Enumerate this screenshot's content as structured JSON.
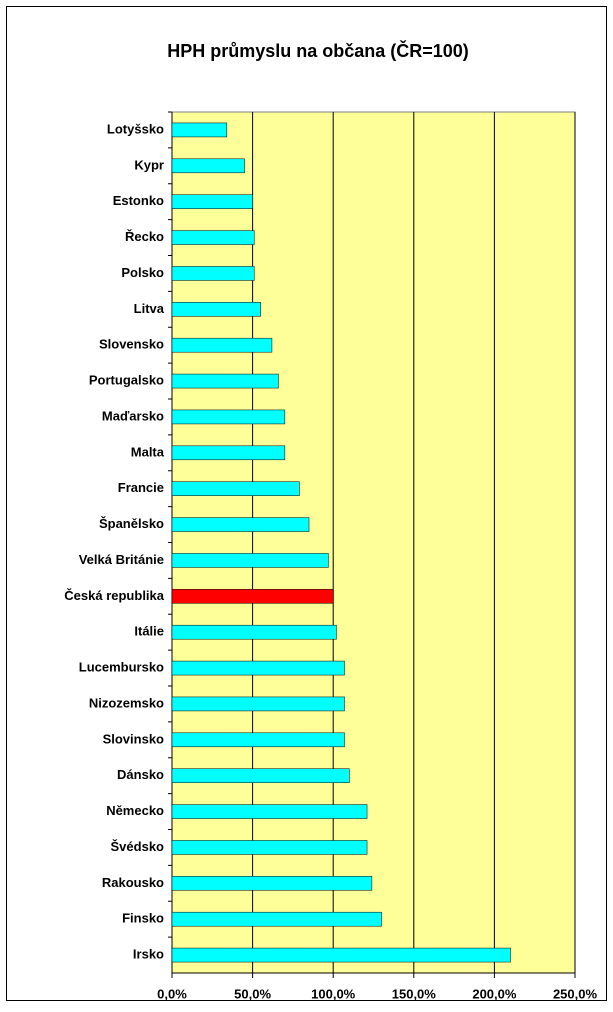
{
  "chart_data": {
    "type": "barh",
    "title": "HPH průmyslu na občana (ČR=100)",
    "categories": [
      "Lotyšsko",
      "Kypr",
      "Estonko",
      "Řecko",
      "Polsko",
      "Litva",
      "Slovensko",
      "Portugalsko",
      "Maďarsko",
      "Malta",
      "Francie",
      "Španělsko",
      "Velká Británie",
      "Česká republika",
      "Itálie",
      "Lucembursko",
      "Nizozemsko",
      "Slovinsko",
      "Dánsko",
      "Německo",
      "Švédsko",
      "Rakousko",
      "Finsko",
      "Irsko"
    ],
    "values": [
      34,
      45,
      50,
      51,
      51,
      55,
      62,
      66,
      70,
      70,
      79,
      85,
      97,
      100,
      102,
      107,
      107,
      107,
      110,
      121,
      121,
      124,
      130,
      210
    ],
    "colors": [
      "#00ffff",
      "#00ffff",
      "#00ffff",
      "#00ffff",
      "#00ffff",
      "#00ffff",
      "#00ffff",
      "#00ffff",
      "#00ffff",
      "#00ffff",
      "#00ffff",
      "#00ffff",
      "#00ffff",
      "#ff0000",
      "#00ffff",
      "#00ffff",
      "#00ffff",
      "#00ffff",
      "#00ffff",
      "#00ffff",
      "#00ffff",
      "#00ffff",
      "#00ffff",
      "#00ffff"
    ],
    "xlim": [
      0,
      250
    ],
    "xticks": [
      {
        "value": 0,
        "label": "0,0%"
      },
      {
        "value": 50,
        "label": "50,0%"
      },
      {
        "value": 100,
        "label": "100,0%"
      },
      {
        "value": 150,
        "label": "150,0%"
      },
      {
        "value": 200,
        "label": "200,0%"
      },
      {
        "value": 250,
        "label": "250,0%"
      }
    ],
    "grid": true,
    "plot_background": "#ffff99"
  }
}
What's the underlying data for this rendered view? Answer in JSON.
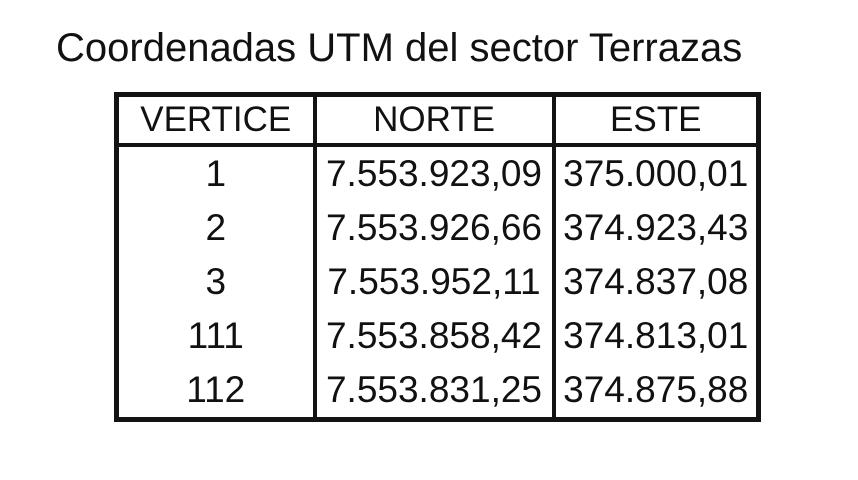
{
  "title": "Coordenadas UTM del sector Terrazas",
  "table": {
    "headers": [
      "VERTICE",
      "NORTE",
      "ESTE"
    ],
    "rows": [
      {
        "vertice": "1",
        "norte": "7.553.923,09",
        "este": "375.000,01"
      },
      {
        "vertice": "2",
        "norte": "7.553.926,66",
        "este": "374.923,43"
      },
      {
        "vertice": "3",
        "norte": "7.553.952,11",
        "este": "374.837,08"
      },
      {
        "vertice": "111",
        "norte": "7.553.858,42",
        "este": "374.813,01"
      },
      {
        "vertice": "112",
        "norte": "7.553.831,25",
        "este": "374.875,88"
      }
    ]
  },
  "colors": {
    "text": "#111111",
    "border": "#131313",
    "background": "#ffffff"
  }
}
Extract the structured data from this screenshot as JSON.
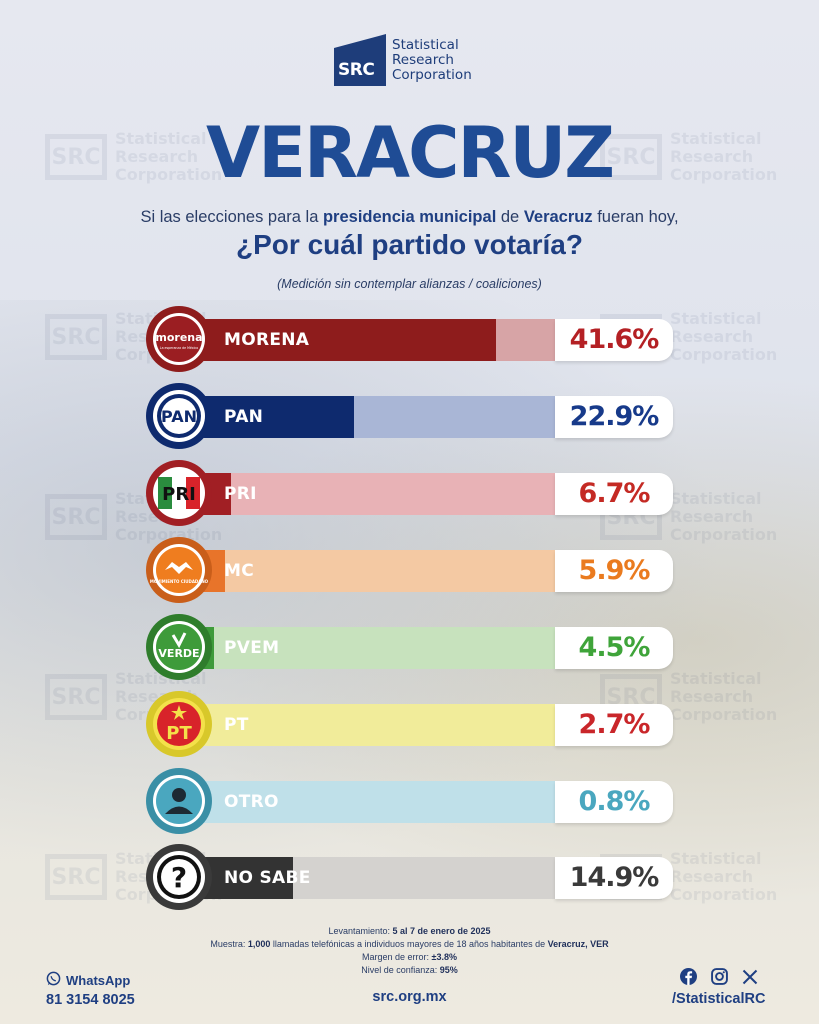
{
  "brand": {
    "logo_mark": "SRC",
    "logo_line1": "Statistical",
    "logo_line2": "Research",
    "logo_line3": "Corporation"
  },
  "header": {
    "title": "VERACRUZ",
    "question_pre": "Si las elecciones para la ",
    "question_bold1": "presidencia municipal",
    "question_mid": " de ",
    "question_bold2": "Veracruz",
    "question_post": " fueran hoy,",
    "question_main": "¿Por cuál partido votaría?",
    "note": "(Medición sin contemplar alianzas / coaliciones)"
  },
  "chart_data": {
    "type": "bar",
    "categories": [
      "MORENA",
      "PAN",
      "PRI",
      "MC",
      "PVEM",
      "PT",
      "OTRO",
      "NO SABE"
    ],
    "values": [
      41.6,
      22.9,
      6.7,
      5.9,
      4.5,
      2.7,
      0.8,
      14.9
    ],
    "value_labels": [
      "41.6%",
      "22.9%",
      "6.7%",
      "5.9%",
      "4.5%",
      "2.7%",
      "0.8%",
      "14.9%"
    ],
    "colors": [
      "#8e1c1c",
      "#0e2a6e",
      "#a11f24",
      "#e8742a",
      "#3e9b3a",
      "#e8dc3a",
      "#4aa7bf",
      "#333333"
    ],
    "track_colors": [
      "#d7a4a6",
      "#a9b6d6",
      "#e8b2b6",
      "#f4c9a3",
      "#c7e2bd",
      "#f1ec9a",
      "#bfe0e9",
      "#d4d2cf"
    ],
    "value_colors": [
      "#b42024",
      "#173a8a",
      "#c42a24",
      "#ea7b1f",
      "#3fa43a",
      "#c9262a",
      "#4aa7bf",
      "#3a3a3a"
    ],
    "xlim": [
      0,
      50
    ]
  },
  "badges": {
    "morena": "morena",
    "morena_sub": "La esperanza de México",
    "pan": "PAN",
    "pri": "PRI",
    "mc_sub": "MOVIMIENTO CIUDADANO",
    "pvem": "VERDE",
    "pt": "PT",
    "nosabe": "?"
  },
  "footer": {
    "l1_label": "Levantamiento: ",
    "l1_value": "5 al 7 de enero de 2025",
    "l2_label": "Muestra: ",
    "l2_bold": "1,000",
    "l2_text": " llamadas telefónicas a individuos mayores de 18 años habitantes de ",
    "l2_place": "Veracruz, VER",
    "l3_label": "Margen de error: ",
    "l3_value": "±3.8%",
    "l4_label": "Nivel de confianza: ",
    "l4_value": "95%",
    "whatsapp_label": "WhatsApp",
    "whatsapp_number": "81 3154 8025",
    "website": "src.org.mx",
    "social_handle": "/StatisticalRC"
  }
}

## REQUIREMENTS
Please transcribe the material above exactly as written. Leave the pictures out.

## SOLUTION TO THE EXERCISE
Enumerate this screenshot's content as structured JSON.
{
  "chart_data": {
    "type": "barh",
    "title": "HPH průmyslu na občana (ČR=100)",
    "categories": [
      "Lotyšsko",
      "Kypr",
      "Estonko",
      "Řecko",
      "Polsko",
      "Litva",
      "Slovensko",
      "Portugalsko",
      "Maďarsko",
      "Malta",
      "Francie",
      "Španělsko",
      "Velká Británie",
      "Česká republika",
      "Itálie",
      "Lucembursko",
      "Nizozemsko",
      "Slovinsko",
      "Dánsko",
      "Německo",
      "Švédsko",
      "Rakousko",
      "Finsko",
      "Irsko"
    ],
    "values": [
      34,
      45,
      50,
      51,
      51,
      55,
      62,
      66,
      70,
      70,
      79,
      85,
      97,
      100,
      102,
      107,
      107,
      107,
      110,
      121,
      121,
      124,
      130,
      210
    ],
    "colors": [
      "#00ffff",
      "#00ffff",
      "#00ffff",
      "#00ffff",
      "#00ffff",
      "#00ffff",
      "#00ffff",
      "#00ffff",
      "#00ffff",
      "#00ffff",
      "#00ffff",
      "#00ffff",
      "#00ffff",
      "#ff0000",
      "#00ffff",
      "#00ffff",
      "#00ffff",
      "#00ffff",
      "#00ffff",
      "#00ffff",
      "#00ffff",
      "#00ffff",
      "#00ffff",
      "#00ffff"
    ],
    "xlim": [
      0,
      250
    ],
    "xticks": [
      {
        "value": 0,
        "label": "0,0%"
      },
      {
        "value": 50,
        "label": "50,0%"
      },
      {
        "value": 100,
        "label": "100,0%"
      },
      {
        "value": 150,
        "label": "150,0%"
      },
      {
        "value": 200,
        "label": "200,0%"
      },
      {
        "value": 250,
        "label": "250,0%"
      }
    ],
    "grid": true,
    "plot_background": "#ffff99"
  }
}
What's the underlying data for this rendered view? Answer in JSON.
{
  "title": "Coordenadas UTM del sector Terrazas",
  "table": {
    "headers": [
      "VERTICE",
      "NORTE",
      "ESTE"
    ],
    "rows": [
      {
        "vertice": "1",
        "norte": "7.553.923,09",
        "este": "375.000,01"
      },
      {
        "vertice": "2",
        "norte": "7.553.926,66",
        "este": "374.923,43"
      },
      {
        "vertice": "3",
        "norte": "7.553.952,11",
        "este": "374.837,08"
      },
      {
        "vertice": "111",
        "norte": "7.553.858,42",
        "este": "374.813,01"
      },
      {
        "vertice": "112",
        "norte": "7.553.831,25",
        "este": "374.875,88"
      }
    ]
  },
  "colors": {
    "text": "#111111",
    "border": "#131313",
    "background": "#ffffff"
  }
}
Extract the structured data from this screenshot as JSON.
{
  "brand": {
    "logo_mark": "SRC",
    "logo_line1": "Statistical",
    "logo_line2": "Research",
    "logo_line3": "Corporation"
  },
  "header": {
    "title": "VERACRUZ",
    "question_pre": "Si las elecciones para la ",
    "question_bold1": "presidencia municipal",
    "question_mid": " de ",
    "question_bold2": "Veracruz",
    "question_post": " fueran hoy,",
    "question_main": "¿Por cuál partido votaría?",
    "note": "(Medición sin contemplar alianzas / coaliciones)"
  },
  "chart_data": {
    "type": "bar",
    "categories": [
      "MORENA",
      "PAN",
      "PRI",
      "MC",
      "PVEM",
      "PT",
      "OTRO",
      "NO SABE"
    ],
    "values": [
      41.6,
      22.9,
      6.7,
      5.9,
      4.5,
      2.7,
      0.8,
      14.9
    ],
    "value_labels": [
      "41.6%",
      "22.9%",
      "6.7%",
      "5.9%",
      "4.5%",
      "2.7%",
      "0.8%",
      "14.9%"
    ],
    "colors": [
      "#8e1c1c",
      "#0e2a6e",
      "#a11f24",
      "#e8742a",
      "#3e9b3a",
      "#e8dc3a",
      "#4aa7bf",
      "#333333"
    ],
    "track_colors": [
      "#d7a4a6",
      "#a9b6d6",
      "#e8b2b6",
      "#f4c9a3",
      "#c7e2bd",
      "#f1ec9a",
      "#bfe0e9",
      "#d4d2cf"
    ],
    "value_colors": [
      "#b42024",
      "#173a8a",
      "#c42a24",
      "#ea7b1f",
      "#3fa43a",
      "#c9262a",
      "#4aa7bf",
      "#3a3a3a"
    ],
    "xlim": [
      0,
      50
    ]
  },
  "badges": {
    "morena": "morena",
    "morena_sub": "La esperanza de México",
    "pan": "PAN",
    "pri": "PRI",
    "mc_sub": "MOVIMIENTO CIUDADANO",
    "pvem": "VERDE",
    "pt": "PT",
    "nosabe": "?"
  },
  "footer": {
    "l1_label": "Levantamiento: ",
    "l1_value": "5 al 7 de enero de 2025",
    "l2_label": "Muestra: ",
    "l2_bold": "1,000",
    "l2_text": " llamadas telefónicas a individuos mayores de 18 años habitantes de ",
    "l2_place": "Veracruz, VER",
    "l3_label": "Margen de error: ",
    "l3_value": "±3.8%",
    "l4_label": "Nivel de confianza: ",
    "l4_value": "95%",
    "whatsapp_label": "WhatsApp",
    "whatsapp_number": "81 3154 8025",
    "website": "src.org.mx",
    "social_handle": "/StatisticalRC"
  }
}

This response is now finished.